(Figure data in JSON)

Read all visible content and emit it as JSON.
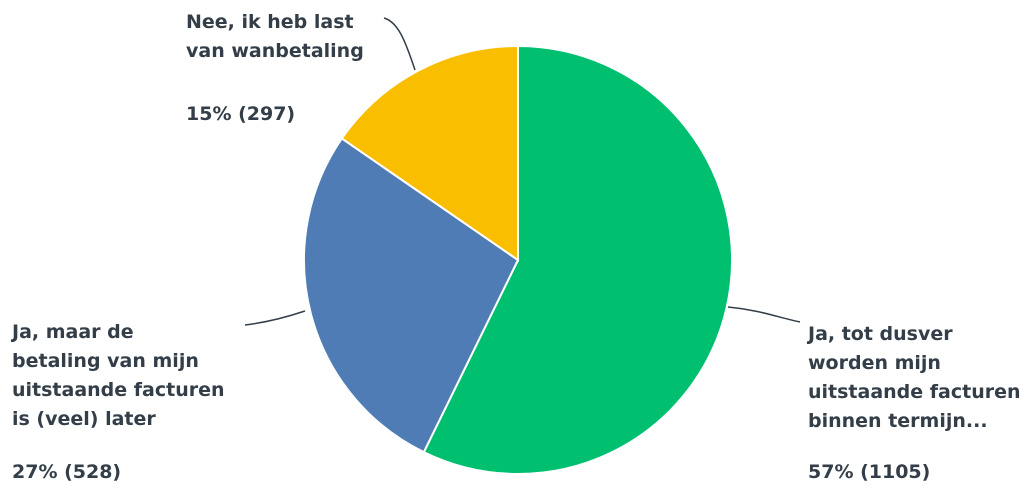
{
  "chart_data": {
    "type": "pie",
    "title": "",
    "slices": [
      {
        "label": "Ja, tot dusver\nworden mijn\nuitstaande facturen\nbinnen termijn...",
        "percent": 57,
        "count": 1105,
        "value_text": "57% (1105)",
        "color": "#00bf6f"
      },
      {
        "label": "Ja, maar de\nbetaling van mijn\nuitstaande facturen\nis (veel) later",
        "percent": 27,
        "count": 528,
        "value_text": "27% (528)",
        "color": "#507cb6"
      },
      {
        "label": "Nee, ik heb last\nvan wanbetaling",
        "percent": 15,
        "count": 297,
        "value_text": "15% (297)",
        "color": "#f9be00"
      }
    ]
  }
}
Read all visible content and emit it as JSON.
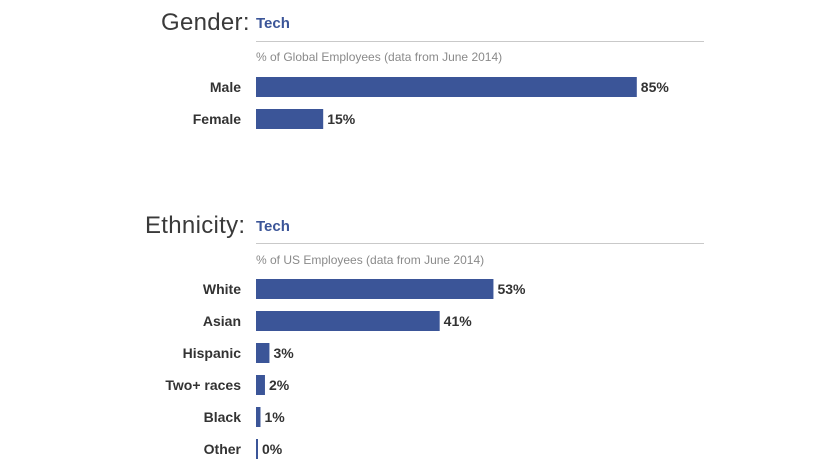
{
  "chart_data": [
    {
      "type": "bar",
      "orientation": "horizontal",
      "title": "Gender:",
      "subtitle": "Tech",
      "caption": "% of Global Employees (data from June 2014)",
      "categories": [
        "Male",
        "Female"
      ],
      "values": [
        85,
        15
      ],
      "value_labels": [
        "85%",
        "15%"
      ],
      "xlim": [
        0,
        100
      ],
      "grid": false,
      "bar_color": "#3b5598"
    },
    {
      "type": "bar",
      "orientation": "horizontal",
      "title": "Ethnicity:",
      "subtitle": "Tech",
      "caption": "% of US Employees (data from June 2014)",
      "categories": [
        "White",
        "Asian",
        "Hispanic",
        "Two+ races",
        "Black",
        "Other"
      ],
      "values": [
        53,
        41,
        3,
        2,
        1,
        0
      ],
      "value_labels": [
        "53%",
        "41%",
        "3%",
        "2%",
        "1%",
        "0%"
      ],
      "xlim": [
        0,
        100
      ],
      "grid": false,
      "bar_color": "#3b5598"
    }
  ]
}
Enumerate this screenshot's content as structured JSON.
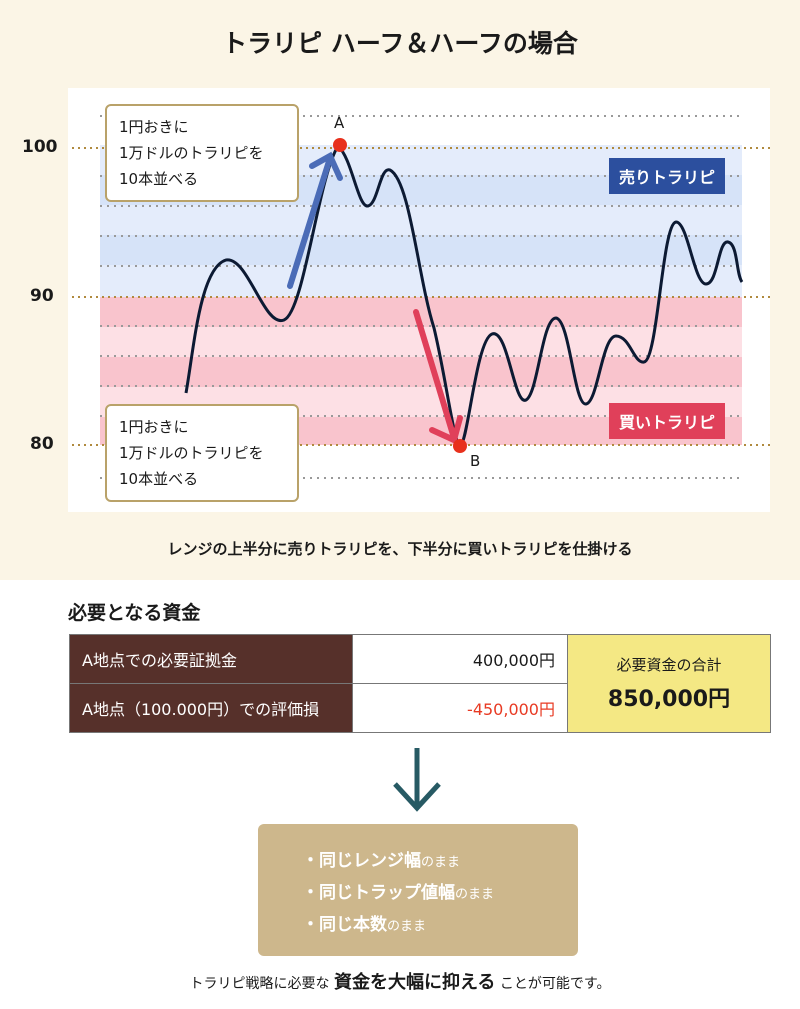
{
  "title": "トラリピ ハーフ＆ハーフの場合",
  "chart": {
    "y_ticks": [
      "100",
      "90",
      "80"
    ],
    "point_a": "A",
    "point_b": "B",
    "sell_tag": "売りトラリピ",
    "buy_tag": "買いトラリピ",
    "sell_callout": [
      "1円おきに",
      "1万ドルのトラリピを",
      "10本並べる"
    ],
    "buy_callout": [
      "1円おきに",
      "1万ドルのトラリピを",
      "10本並べる"
    ],
    "colors": {
      "sell": "#2c4f9e",
      "buy": "#e0405a",
      "price_line": "#0c1a33",
      "point": "#e8301c"
    }
  },
  "caption": "レンジの上半分に売りトラリピを、下半分に買いトラリピを仕掛ける",
  "section_title": "必要となる資金",
  "table": {
    "row1_label": "A地点での必要証拠金",
    "row1_value": "400,000円",
    "row2_label": "A地点（100.000円）での評価損",
    "row2_value": "-450,000円",
    "total_label": "必要資金の合計",
    "total_value": "850,000円"
  },
  "conditions": [
    {
      "main": "同じレンジ幅",
      "suffix": "のまま"
    },
    {
      "main": "同じトラップ値幅",
      "suffix": "のまま"
    },
    {
      "main": "同じ本数",
      "suffix": "のまま"
    }
  ],
  "conclusion": {
    "pre": "トラリピ戦略に必要な ",
    "emph": "資金を大幅に抑える",
    "post": " ことが可能です。"
  },
  "icons": {
    "down_arrow": "down-arrow-icon",
    "bullet": "・"
  }
}
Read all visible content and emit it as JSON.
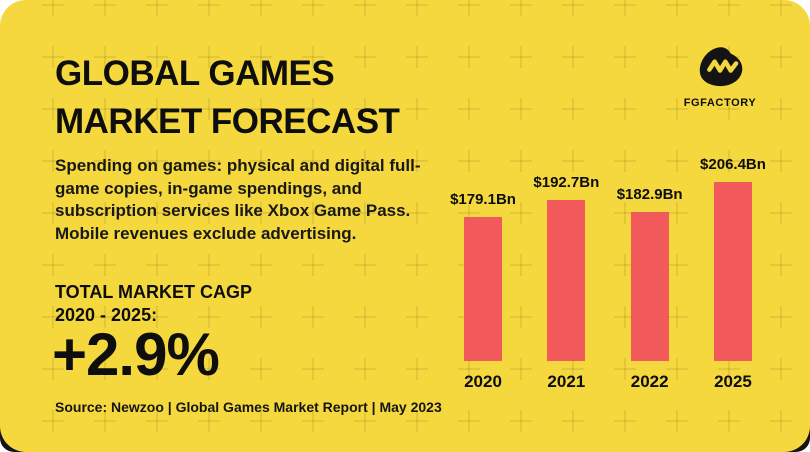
{
  "page": {
    "background": "#ffffff"
  },
  "card": {
    "background_color": "#F5D83E",
    "backplate_color": "#141414",
    "plus_pattern_color": "rgba(0,0,0,0.08)"
  },
  "header": {
    "title_line1": "GLOBAL GAMES",
    "title_line2": "MARKET FORECAST"
  },
  "brand": {
    "name": "FGFACTORY",
    "logo_icon": "monster-blob-icon"
  },
  "description": {
    "lines": [
      "Spending on games: physical and digital full-",
      "game copies, in-game spendings, and",
      "subscription services like Xbox Game Pass.",
      "Mobile revenues exclude advertising."
    ]
  },
  "cagr": {
    "label_line1": "TOTAL MARKET CAGP",
    "label_line2": "2020 - 2025:",
    "value": "+2.9%"
  },
  "source": "Source: Newzoo | Global Games Market Report | May 2023",
  "chart_data": {
    "type": "bar",
    "title": "Global games market forecast",
    "categories": [
      "2020",
      "2021",
      "2022",
      "2025"
    ],
    "values": [
      179.1,
      192.7,
      182.9,
      206.4
    ],
    "value_labels": [
      "$179.1Bn",
      "$192.7Bn",
      "$182.9Bn",
      "$206.4Bn"
    ],
    "unit": "USD billions",
    "bar_color": "#F2595B",
    "label_color": "#0e0e0e",
    "grid": false,
    "legend": false,
    "axis": "category labels below bars, value labels above bars, non-zero baseline"
  }
}
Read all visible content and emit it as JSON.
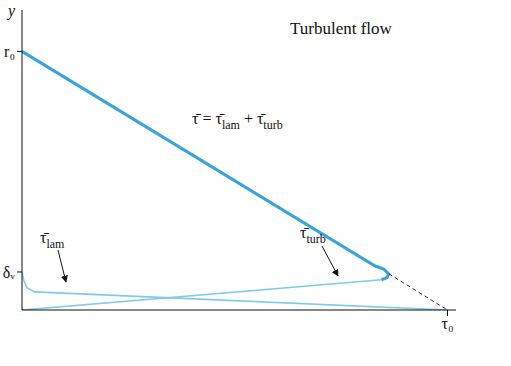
{
  "chart_data": {
    "type": "line",
    "title": "Turbulent flow",
    "ylabel": "y",
    "xlim": [
      0,
      1.02
    ],
    "ylim": [
      0,
      1.16
    ],
    "xticks": [
      {
        "value": 1,
        "label": "τ₀"
      }
    ],
    "yticks": [
      {
        "value": 0.147,
        "label": "δᵥ"
      },
      {
        "value": 1,
        "label": "r₀"
      }
    ],
    "grid": false,
    "series": [
      {
        "label": [
          "τ̄ = τ̄",
          {
            "sub": "lam"
          },
          " + τ̄",
          {
            "sub": "turb"
          }
        ],
        "color": "#3ba3d8",
        "line_style": "solid",
        "x": [
          0,
          0.83,
          0.85,
          0.862,
          0.858,
          0.845
        ],
        "values": [
          1,
          0.17,
          0.158,
          0.14,
          0.125,
          0.117
        ]
      },
      {
        "label": [
          "τ̄",
          {
            "sub": "turb"
          }
        ],
        "color": "#7ccbea",
        "line_style": "solid",
        "x": [
          0.845,
          0
        ],
        "values": [
          0.117,
          0
        ]
      },
      {
        "label": [
          "τ̄",
          {
            "sub": "lam"
          }
        ],
        "color": "#7ccbea",
        "line_style": "solid",
        "x": [
          0,
          0.004,
          0.012,
          0.03,
          1
        ],
        "values": [
          0.147,
          0.115,
          0.085,
          0.07,
          0
        ]
      },
      {
        "color": "#333333",
        "line_style": "dashed",
        "x": [
          0.862,
          1
        ],
        "values": [
          0.14,
          0
        ]
      }
    ]
  }
}
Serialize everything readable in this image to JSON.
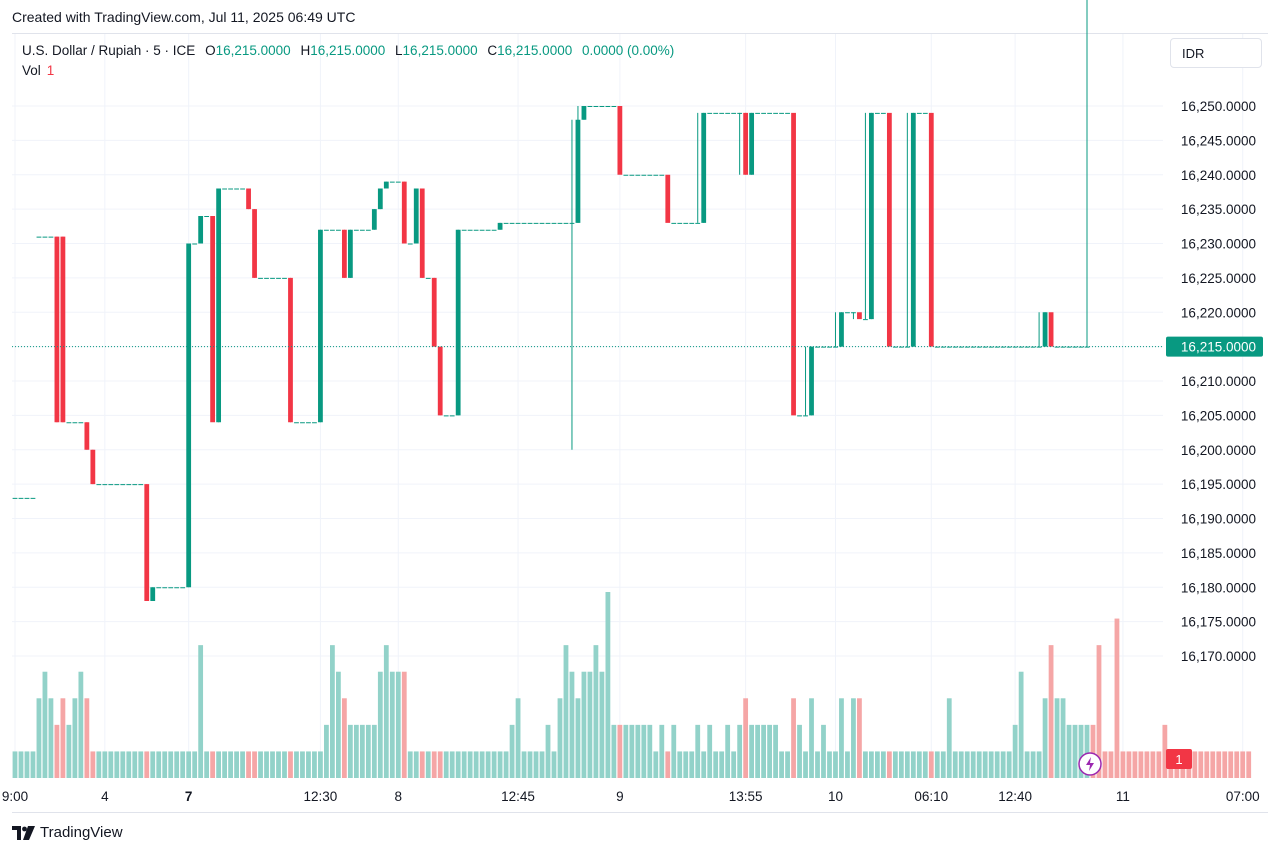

SET TASK
Repeat the material verbatim. Do not carry over any picture.

EXERCISE OUTPUT
Read all visible content and emit it as JSON.
{
  "chart_data": {
    "type": "pie",
    "title": "",
    "slices": [
      {
        "label": "Ja, tot dusver\nworden mijn\nuitstaande facturen\nbinnen termijn...",
        "percent": 57,
        "count": 1105,
        "value_text": "57% (1105)",
        "color": "#00bf6f"
      },
      {
        "label": "Ja, maar de\nbetaling van mijn\nuitstaande facturen\nis (veel) later",
        "percent": 27,
        "count": 528,
        "value_text": "27% (528)",
        "color": "#507cb6"
      },
      {
        "label": "Nee, ik heb last\nvan wanbetaling",
        "percent": 15,
        "count": 297,
        "value_text": "15% (297)",
        "color": "#f9be00"
      }
    ]
  }
}
Read all visible content and emit it as JSON.
{
  "chart_data": [
    {
      "type": "bar",
      "orientation": "horizontal",
      "title": "Gender:",
      "subtitle": "Tech",
      "caption": "% of Global Employees (data from June 2014)",
      "categories": [
        "Male",
        "Female"
      ],
      "values": [
        85,
        15
      ],
      "value_labels": [
        "85%",
        "15%"
      ],
      "xlim": [
        0,
        100
      ],
      "grid": false,
      "bar_color": "#3b5598"
    },
    {
      "type": "bar",
      "orientation": "horizontal",
      "title": "Ethnicity:",
      "subtitle": "Tech",
      "caption": "% of US Employees (data from June 2014)",
      "categories": [
        "White",
        "Asian",
        "Hispanic",
        "Two+ races",
        "Black",
        "Other"
      ],
      "values": [
        53,
        41,
        3,
        2,
        1,
        0
      ],
      "value_labels": [
        "53%",
        "41%",
        "3%",
        "2%",
        "1%",
        "0%"
      ],
      "xlim": [
        0,
        100
      ],
      "grid": false,
      "bar_color": "#3b5598"
    }
  ]
}
Enumerate this screenshot's content as structured JSON.
{
  "title": "トラリピ ハーフ＆ハーフの場合",
  "chart": {
    "y_ticks": [
      "100",
      "90",
      "80"
    ],
    "point_a": "A",
    "point_b": "B",
    "sell_tag": "売りトラリピ",
    "buy_tag": "買いトラリピ",
    "sell_callout": [
      "1円おきに",
      "1万ドルのトラリピを",
      "10本並べる"
    ],
    "buy_callout": [
      "1円おきに",
      "1万ドルのトラリピを",
      "10本並べる"
    ],
    "colors": {
      "sell": "#2c4f9e",
      "buy": "#e0405a",
      "price_line": "#0c1a33",
      "point": "#e8301c"
    }
  },
  "caption": "レンジの上半分に売りトラリピを、下半分に買いトラリピを仕掛ける",
  "section_title": "必要となる資金",
  "table": {
    "row1_label": "A地点での必要証拠金",
    "row1_value": "400,000円",
    "row2_label": "A地点（100.000円）での評価損",
    "row2_value": "-450,000円",
    "total_label": "必要資金の合計",
    "total_value": "850,000円"
  },
  "conditions": [
    {
      "main": "同じレンジ幅",
      "suffix": "のまま"
    },
    {
      "main": "同じトラップ値幅",
      "suffix": "のまま"
    },
    {
      "main": "同じ本数",
      "suffix": "のまま"
    }
  ],
  "conclusion": {
    "pre": "トラリピ戦略に必要な ",
    "emph": "資金を大幅に抑える",
    "post": " ことが可能です。"
  },
  "icons": {
    "down_arrow": "down-arrow-icon",
    "bullet": "・"
  }
}
Read all visible content and emit it as JSON.
{
  "page": {
    "background": "#ffffff"
  },
  "card": {
    "background_color": "#F5D83E",
    "backplate_color": "#141414",
    "plus_pattern_color": "rgba(0,0,0,0.08)"
  },
  "header": {
    "title_line1": "GLOBAL GAMES",
    "title_line2": "MARKET FORECAST"
  },
  "brand": {
    "name": "FGFACTORY",
    "logo_icon": "monster-blob-icon"
  },
  "description": {
    "lines": [
      "Spending on games: physical and digital full-",
      "game copies, in-game spendings, and",
      "subscription services like Xbox Game Pass.",
      "Mobile revenues exclude advertising."
    ]
  },
  "cagr": {
    "label_line1": "TOTAL MARKET CAGP",
    "label_line2": "2020 - 2025:",
    "value": "+2.9%"
  },
  "source": "Source: Newzoo | Global Games Market Report | May 2023",
  "chart_data": {
    "type": "bar",
    "title": "Global games market forecast",
    "categories": [
      "2020",
      "2021",
      "2022",
      "2025"
    ],
    "values": [
      179.1,
      192.7,
      182.9,
      206.4
    ],
    "value_labels": [
      "$179.1Bn",
      "$192.7Bn",
      "$182.9Bn",
      "$206.4Bn"
    ],
    "unit": "USD billions",
    "bar_color": "#F2595B",
    "label_color": "#0e0e0e",
    "grid": false,
    "legend": false,
    "axis": "category labels below bars, value labels above bars, non-zero baseline"
  }
}
Read all visible content and emit it as JSON.
{
  "chart_data": {
    "type": "line",
    "title": "Turbulent flow",
    "ylabel": "y",
    "xlim": [
      0,
      1.02
    ],
    "ylim": [
      0,
      1.16
    ],
    "xticks": [
      {
        "value": 1,
        "label": "τ₀"
      }
    ],
    "yticks": [
      {
        "value": 0.147,
        "label": "δᵥ"
      },
      {
        "value": 1,
        "label": "r₀"
      }
    ],
    "grid": false,
    "series": [
      {
        "label": [
          "τ̄ = τ̄",
          {
            "sub": "lam"
          },
          " + τ̄",
          {
            "sub": "turb"
          }
        ],
        "color": "#3ba3d8",
        "line_style": "solid",
        "x": [
          0,
          0.83,
          0.85,
          0.862,
          0.858,
          0.845
        ],
        "values": [
          1,
          0.17,
          0.158,
          0.14,
          0.125,
          0.117
        ]
      },
      {
        "label": [
          "τ̄",
          {
            "sub": "turb"
          }
        ],
        "color": "#7ccbea",
        "line_style": "solid",
        "x": [
          0.845,
          0
        ],
        "values": [
          0.117,
          0
        ]
      },
      {
        "label": [
          "τ̄",
          {
            "sub": "lam"
          }
        ],
        "color": "#7ccbea",
        "line_style": "solid",
        "x": [
          0,
          0.004,
          0.012,
          0.03,
          1
        ],
        "values": [
          0.147,
          0.115,
          0.085,
          0.07,
          0
        ]
      },
      {
        "color": "#333333",
        "line_style": "dashed",
        "x": [
          0.862,
          1
        ],
        "values": [
          0.14,
          0
        ]
      }
    ]
  }
}
Serialize everything readable in this image to JSON.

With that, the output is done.